Data entries for graphics:
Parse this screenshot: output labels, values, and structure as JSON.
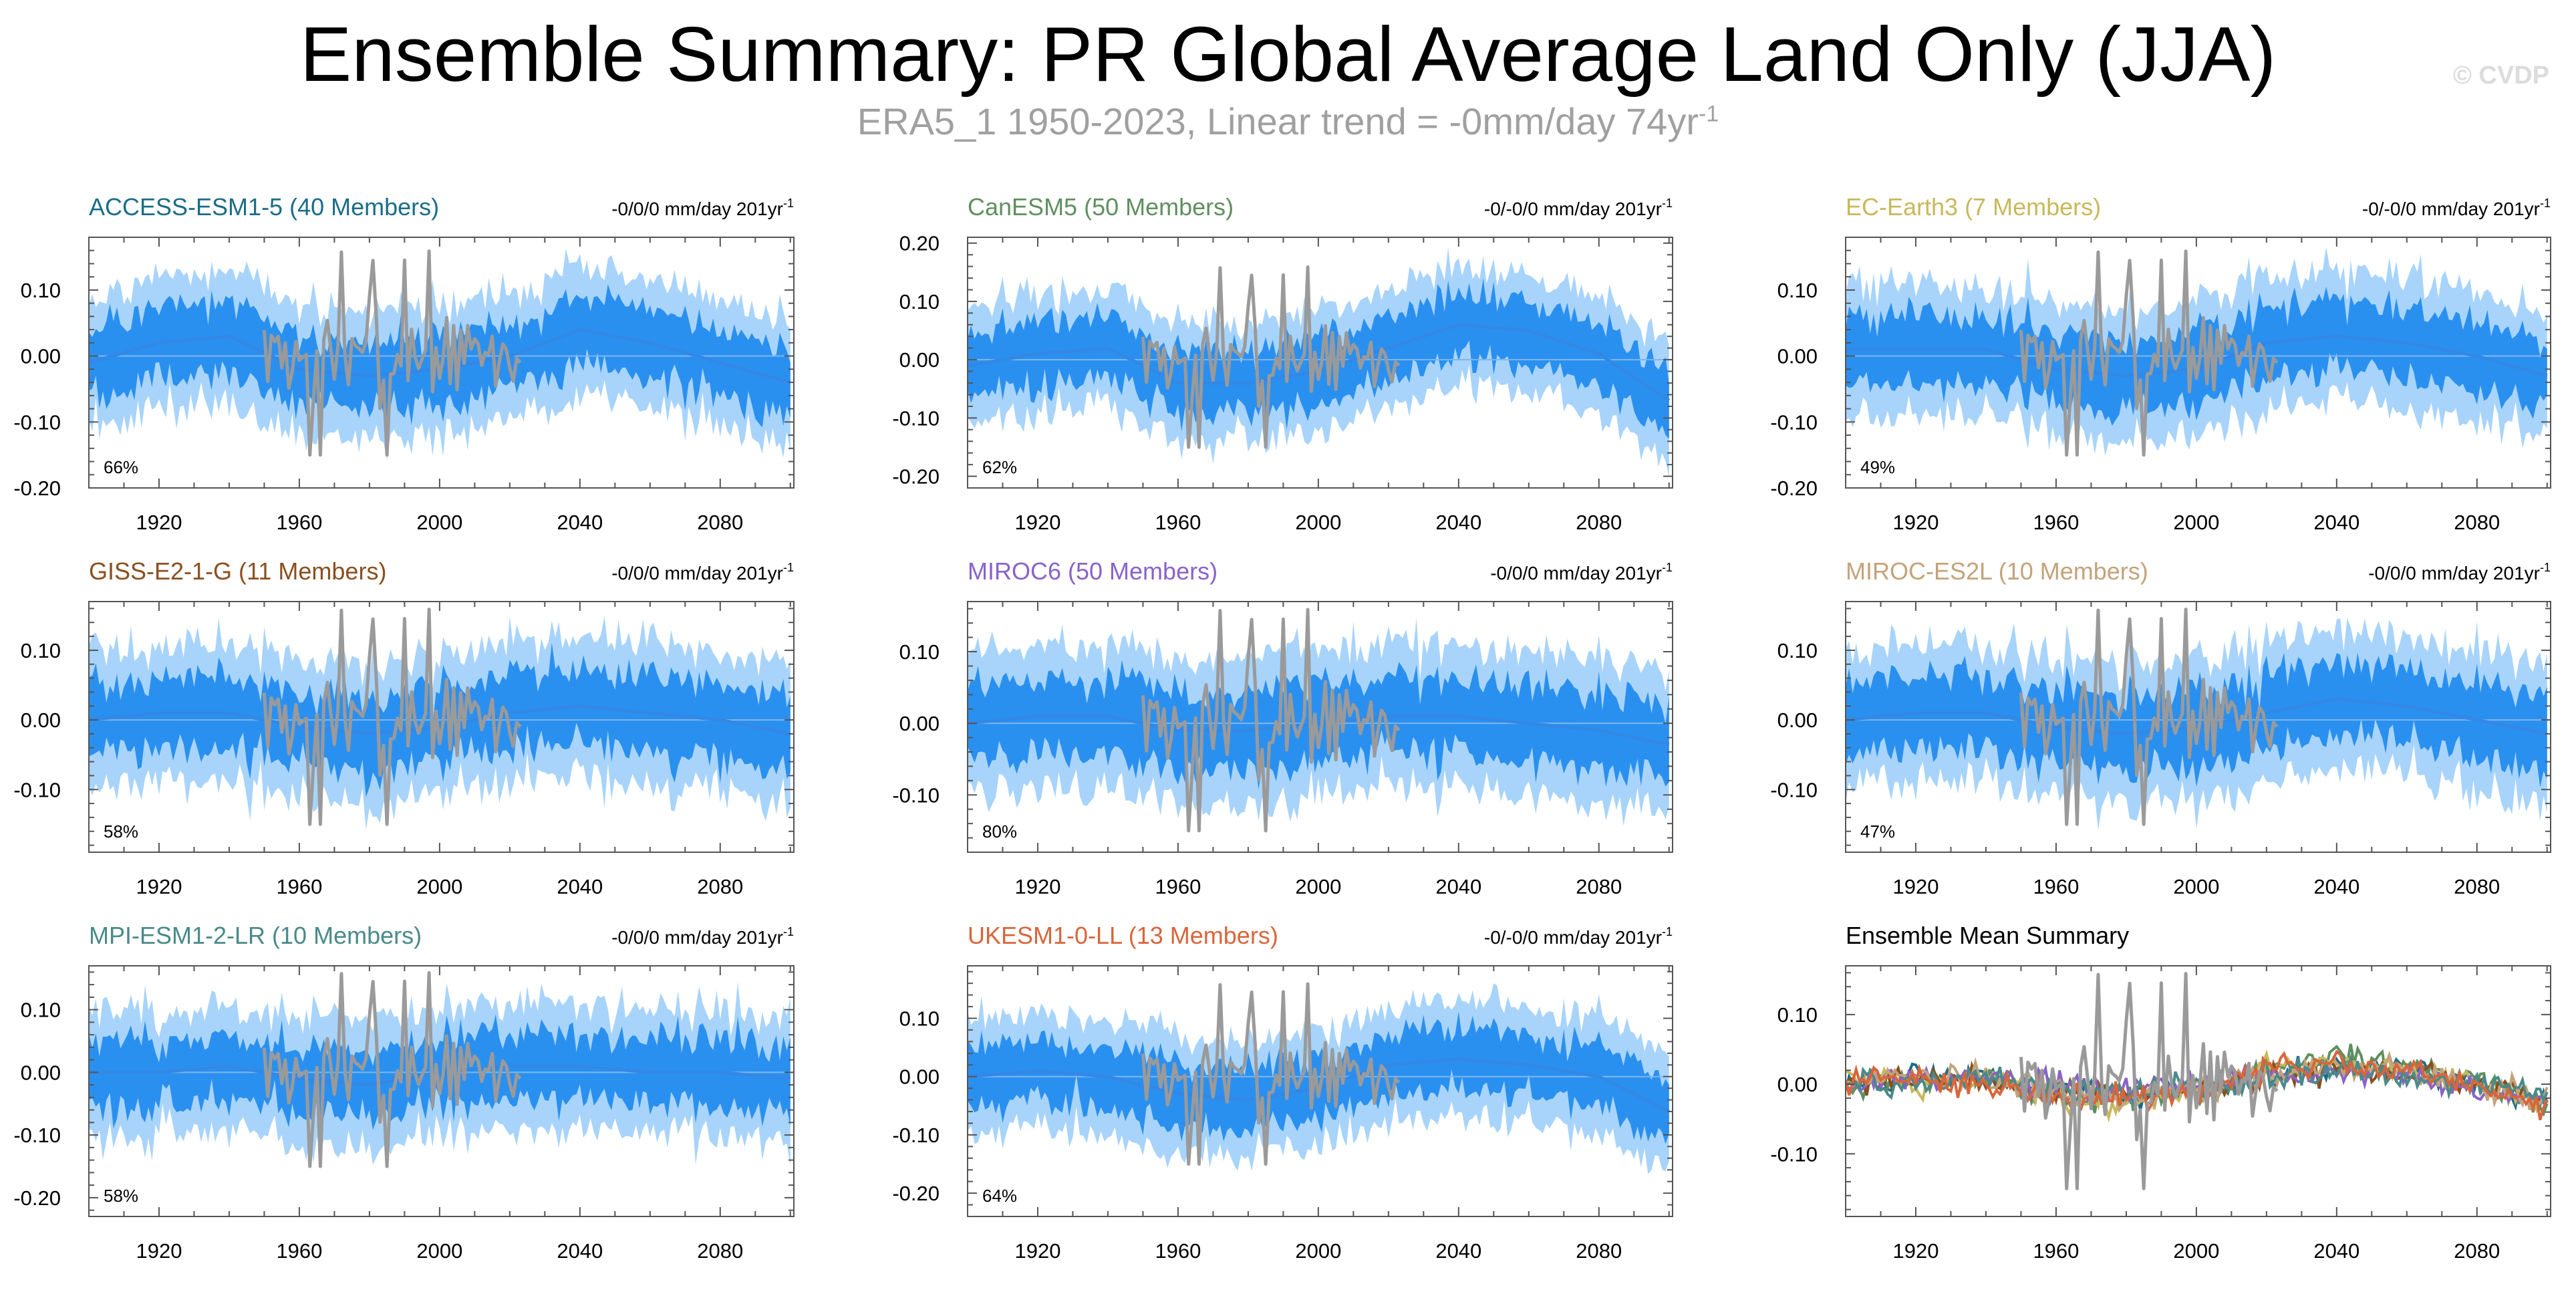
{
  "title": "Ensemble Summary: PR Global Average Land Only (JJA)",
  "subtitle": {
    "text": "ERA5_1 1950-2023, Linear trend = -0mm/day 74yr",
    "superscript": "-1"
  },
  "credit": "© CVDP",
  "colors": {
    "observation": "#9a9a9a",
    "ensemble_mean": "#3388e6",
    "band_inner": "#2a90f0",
    "band_outer": "#a8d4fb"
  },
  "chart_data": [
    {
      "type": "line",
      "panel": "ACCESS-ESM1-5",
      "title": "ACCESS-ESM1-5 (40 Members)",
      "title_color": "#1a6d88",
      "trend_label": "-0/0/0 mm/day 201yr",
      "trend_superscript": "-1",
      "percent_label": "66%",
      "xlim": [
        1900,
        2101
      ],
      "ylim": [
        -0.2,
        0.18
      ],
      "xticks": [
        1920,
        1960,
        2000,
        2040,
        2080
      ],
      "xtick_labels": [
        "1920",
        "1960",
        "2000",
        "2040",
        "2080"
      ],
      "yticks": [
        -0.2,
        -0.1,
        0.0,
        0.1
      ],
      "ytick_labels": [
        "-0.20",
        "-0.10",
        "0.00",
        "0.10"
      ],
      "series": [
        {
          "name": "ensemble mean",
          "x": [
            1900,
            1920,
            1940,
            1960,
            1980,
            2000,
            2020,
            2040,
            2060,
            2080,
            2100
          ],
          "y": [
            -0.01,
            0.02,
            0.03,
            -0.02,
            -0.03,
            -0.02,
            0.0,
            0.04,
            0.02,
            -0.01,
            -0.04
          ]
        }
      ]
    },
    {
      "type": "line",
      "panel": "CanESM5",
      "title": "CanESM5 (50 Members)",
      "title_color": "#5f8f5f",
      "trend_label": "-0/-0/0 mm/day 201yr",
      "trend_superscript": "-1",
      "percent_label": "62%",
      "xlim": [
        1900,
        2101
      ],
      "ylim": [
        -0.22,
        0.21
      ],
      "xticks": [
        1920,
        1960,
        2000,
        2040,
        2080
      ],
      "xtick_labels": [
        "1920",
        "1960",
        "2000",
        "2040",
        "2080"
      ],
      "yticks": [
        -0.2,
        -0.1,
        0.0,
        0.1,
        0.2
      ],
      "ytick_labels": [
        "-0.20",
        "-0.10",
        "0.00",
        "0.10",
        "0.20"
      ],
      "series": [
        {
          "name": "ensemble mean",
          "x": [
            1900,
            1920,
            1940,
            1960,
            1980,
            2000,
            2020,
            2040,
            2060,
            2080,
            2100
          ],
          "y": [
            -0.01,
            0.01,
            0.02,
            -0.04,
            -0.04,
            -0.02,
            0.02,
            0.06,
            0.05,
            0.01,
            -0.07
          ]
        }
      ]
    },
    {
      "type": "line",
      "panel": "EC-Earth3",
      "title": "EC-Earth3 (7 Members)",
      "title_color": "#c9b85c",
      "trend_label": "-0/-0/0 mm/day 201yr",
      "trend_superscript": "-1",
      "percent_label": "49%",
      "xlim": [
        1900,
        2101
      ],
      "ylim": [
        -0.2,
        0.18
      ],
      "xticks": [
        1920,
        1960,
        2000,
        2040,
        2080
      ],
      "xtick_labels": [
        "1920",
        "1960",
        "2000",
        "2040",
        "2080"
      ],
      "yticks": [
        -0.2,
        -0.1,
        0.0,
        0.1
      ],
      "ytick_labels": [
        "-0.20",
        "-0.10",
        "0.00",
        "0.10"
      ],
      "series": [
        {
          "name": "ensemble mean",
          "x": [
            1900,
            1920,
            1940,
            1960,
            1980,
            2000,
            2020,
            2040,
            2060,
            2080,
            2100
          ],
          "y": [
            0.01,
            0.01,
            0.01,
            -0.02,
            -0.03,
            -0.02,
            0.02,
            0.03,
            0.02,
            0.0,
            -0.03
          ]
        }
      ]
    },
    {
      "type": "line",
      "panel": "GISS-E2-1-G",
      "title": "GISS-E2-1-G (11 Members)",
      "title_color": "#8a4f1f",
      "trend_label": "-0/0/0 mm/day 201yr",
      "trend_superscript": "-1",
      "percent_label": "58%",
      "xlim": [
        1900,
        2101
      ],
      "ylim": [
        -0.19,
        0.17
      ],
      "xticks": [
        1920,
        1960,
        2000,
        2040,
        2080
      ],
      "xtick_labels": [
        "1920",
        "1960",
        "2000",
        "2040",
        "2080"
      ],
      "yticks": [
        -0.1,
        0.0,
        0.1
      ],
      "ytick_labels": [
        "-0.10",
        "0.00",
        "0.10"
      ],
      "series": [
        {
          "name": "ensemble mean",
          "x": [
            1900,
            1920,
            1940,
            1960,
            1980,
            2000,
            2020,
            2040,
            2060,
            2080,
            2100
          ],
          "y": [
            0.0,
            0.01,
            0.01,
            -0.01,
            -0.02,
            -0.01,
            0.01,
            0.02,
            0.01,
            0.0,
            -0.02
          ]
        }
      ]
    },
    {
      "type": "line",
      "panel": "MIROC6",
      "title": "MIROC6 (50 Members)",
      "title_color": "#8a62c9",
      "trend_label": "-0/0/0 mm/day 201yr",
      "trend_superscript": "-1",
      "percent_label": "80%",
      "xlim": [
        1900,
        2101
      ],
      "ylim": [
        -0.18,
        0.17
      ],
      "xticks": [
        1920,
        1960,
        2000,
        2040,
        2080
      ],
      "xtick_labels": [
        "1920",
        "1960",
        "2000",
        "2040",
        "2080"
      ],
      "yticks": [
        -0.1,
        0.0,
        0.1
      ],
      "ytick_labels": [
        "-0.10",
        "0.00",
        "0.10"
      ],
      "series": [
        {
          "name": "ensemble mean",
          "x": [
            1900,
            1920,
            1940,
            1960,
            1980,
            2000,
            2020,
            2040,
            2060,
            2080,
            2100
          ],
          "y": [
            0.0,
            0.01,
            0.01,
            -0.01,
            -0.01,
            0.0,
            0.01,
            0.01,
            0.0,
            -0.01,
            -0.03
          ]
        }
      ]
    },
    {
      "type": "line",
      "panel": "MIROC-ES2L",
      "title": "MIROC-ES2L (10 Members)",
      "title_color": "#c4a37a",
      "trend_label": "-0/0/0 mm/day 201yr",
      "trend_superscript": "-1",
      "percent_label": "47%",
      "xlim": [
        1900,
        2101
      ],
      "ylim": [
        -0.19,
        0.17
      ],
      "xticks": [
        1920,
        1960,
        2000,
        2040,
        2080
      ],
      "xtick_labels": [
        "1920",
        "1960",
        "2000",
        "2040",
        "2080"
      ],
      "yticks": [
        -0.1,
        0.0,
        0.1
      ],
      "ytick_labels": [
        "-0.10",
        "0.00",
        "0.10"
      ],
      "series": [
        {
          "name": "ensemble mean",
          "x": [
            1900,
            1920,
            1940,
            1960,
            1980,
            2000,
            2020,
            2040,
            2060,
            2080,
            2100
          ],
          "y": [
            0.0,
            0.01,
            0.01,
            -0.01,
            -0.02,
            -0.01,
            0.01,
            0.03,
            0.02,
            0.0,
            -0.02
          ]
        }
      ]
    },
    {
      "type": "line",
      "panel": "MPI-ESM1-2-LR",
      "title": "MPI-ESM1-2-LR (10 Members)",
      "title_color": "#4a8a8a",
      "trend_label": "-0/0/0 mm/day 201yr",
      "trend_superscript": "-1",
      "percent_label": "58%",
      "xlim": [
        1900,
        2101
      ],
      "ylim": [
        -0.23,
        0.17
      ],
      "xticks": [
        1920,
        1960,
        2000,
        2040,
        2080
      ],
      "xtick_labels": [
        "1920",
        "1960",
        "2000",
        "2040",
        "2080"
      ],
      "yticks": [
        -0.2,
        -0.1,
        0.0,
        0.1
      ],
      "ytick_labels": [
        "-0.20",
        "-0.10",
        "0.00",
        "0.10"
      ],
      "series": [
        {
          "name": "ensemble mean",
          "x": [
            1900,
            1920,
            1940,
            1960,
            1980,
            2000,
            2020,
            2040,
            2060,
            2080,
            2100
          ],
          "y": [
            0.0,
            0.0,
            0.01,
            -0.01,
            -0.02,
            0.0,
            0.01,
            0.01,
            0.0,
            0.0,
            -0.01
          ]
        }
      ]
    },
    {
      "type": "line",
      "panel": "UKESM1-0-LL",
      "title": "UKESM1-0-LL (13 Members)",
      "title_color": "#d9653b",
      "trend_label": "-0/-0/0 mm/day 201yr",
      "trend_superscript": "-1",
      "percent_label": "64%",
      "xlim": [
        1900,
        2101
      ],
      "ylim": [
        -0.24,
        0.19
      ],
      "xticks": [
        1920,
        1960,
        2000,
        2040,
        2080
      ],
      "xtick_labels": [
        "1920",
        "1960",
        "2000",
        "2040",
        "2080"
      ],
      "yticks": [
        -0.2,
        -0.1,
        0.0,
        0.1
      ],
      "ytick_labels": [
        "-0.20",
        "-0.10",
        "0.00",
        "0.10"
      ],
      "series": [
        {
          "name": "ensemble mean",
          "x": [
            1900,
            1920,
            1940,
            1960,
            1980,
            2000,
            2020,
            2040,
            2060,
            2080,
            2100
          ],
          "y": [
            0.0,
            0.01,
            0.0,
            -0.03,
            -0.04,
            -0.02,
            0.02,
            0.03,
            0.02,
            0.0,
            -0.06
          ]
        }
      ]
    },
    {
      "type": "line",
      "panel": "Ensemble Mean Summary",
      "title": "Ensemble Mean Summary",
      "title_color": "#000000",
      "trend_label": "",
      "trend_superscript": "",
      "percent_label": "",
      "xlim": [
        1900,
        2101
      ],
      "ylim": [
        -0.19,
        0.17
      ],
      "xticks": [
        1920,
        1960,
        2000,
        2040,
        2080
      ],
      "xtick_labels": [
        "1920",
        "1960",
        "2000",
        "2040",
        "2080"
      ],
      "yticks": [
        -0.1,
        0.0,
        0.1
      ],
      "ytick_labels": [
        "-0.10",
        "0.00",
        "0.10"
      ],
      "series": [
        {
          "color": "#1a6d88",
          "x": [
            1900,
            1920,
            1940,
            1960,
            1980,
            2000,
            2020,
            2040,
            2060,
            2080,
            2100
          ],
          "y": [
            0.0,
            0.01,
            0.01,
            -0.01,
            -0.02,
            -0.01,
            0.01,
            0.03,
            0.02,
            0.0,
            -0.03
          ]
        },
        {
          "color": "#5f8f5f",
          "x": [
            1900,
            1920,
            1940,
            1960,
            1980,
            2000,
            2020,
            2040,
            2060,
            2080,
            2100
          ],
          "y": [
            0.0,
            0.01,
            0.01,
            -0.02,
            -0.02,
            -0.01,
            0.02,
            0.04,
            0.03,
            0.01,
            -0.04
          ]
        },
        {
          "color": "#c9b85c",
          "x": [
            1900,
            1920,
            1940,
            1960,
            1980,
            2000,
            2020,
            2040,
            2060,
            2080,
            2100
          ],
          "y": [
            0.01,
            0.0,
            0.01,
            -0.02,
            -0.03,
            -0.01,
            0.02,
            0.03,
            0.02,
            0.0,
            -0.03
          ]
        },
        {
          "color": "#8a4f1f",
          "x": [
            1900,
            1920,
            1940,
            1960,
            1980,
            2000,
            2020,
            2040,
            2060,
            2080,
            2100
          ],
          "y": [
            0.0,
            0.01,
            0.0,
            -0.01,
            -0.01,
            -0.01,
            0.01,
            0.02,
            0.01,
            0.0,
            -0.02
          ]
        },
        {
          "color": "#8a62c9",
          "x": [
            1900,
            1920,
            1940,
            1960,
            1980,
            2000,
            2020,
            2040,
            2060,
            2080,
            2100
          ],
          "y": [
            0.0,
            0.01,
            0.01,
            0.0,
            -0.01,
            0.0,
            0.01,
            0.02,
            0.01,
            -0.01,
            -0.02
          ]
        },
        {
          "color": "#c4a37a",
          "x": [
            1900,
            1920,
            1940,
            1960,
            1980,
            2000,
            2020,
            2040,
            2060,
            2080,
            2100
          ],
          "y": [
            0.0,
            0.01,
            0.01,
            -0.01,
            -0.02,
            -0.01,
            0.01,
            0.03,
            0.02,
            0.0,
            -0.02
          ]
        },
        {
          "color": "#4a8a8a",
          "x": [
            1900,
            1920,
            1940,
            1960,
            1980,
            2000,
            2020,
            2040,
            2060,
            2080,
            2100
          ],
          "y": [
            0.0,
            0.0,
            0.01,
            -0.01,
            -0.01,
            0.0,
            0.01,
            0.02,
            0.01,
            0.0,
            -0.02
          ]
        },
        {
          "color": "#d9653b",
          "x": [
            1900,
            1920,
            1940,
            1960,
            1980,
            2000,
            2020,
            2040,
            2060,
            2080,
            2100
          ],
          "y": [
            0.0,
            0.01,
            0.0,
            -0.02,
            -0.02,
            -0.01,
            0.02,
            0.03,
            0.02,
            0.0,
            -0.04
          ]
        }
      ]
    }
  ]
}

### Task directions
From the listing above, copy every line that includes the word "Summary".

### Exercise result
  "title": "Ensemble Summary: PR Global Average Land Only (JJA)",
      "panel": "Ensemble Mean Summary",
      "title": "Ensemble Mean Summary",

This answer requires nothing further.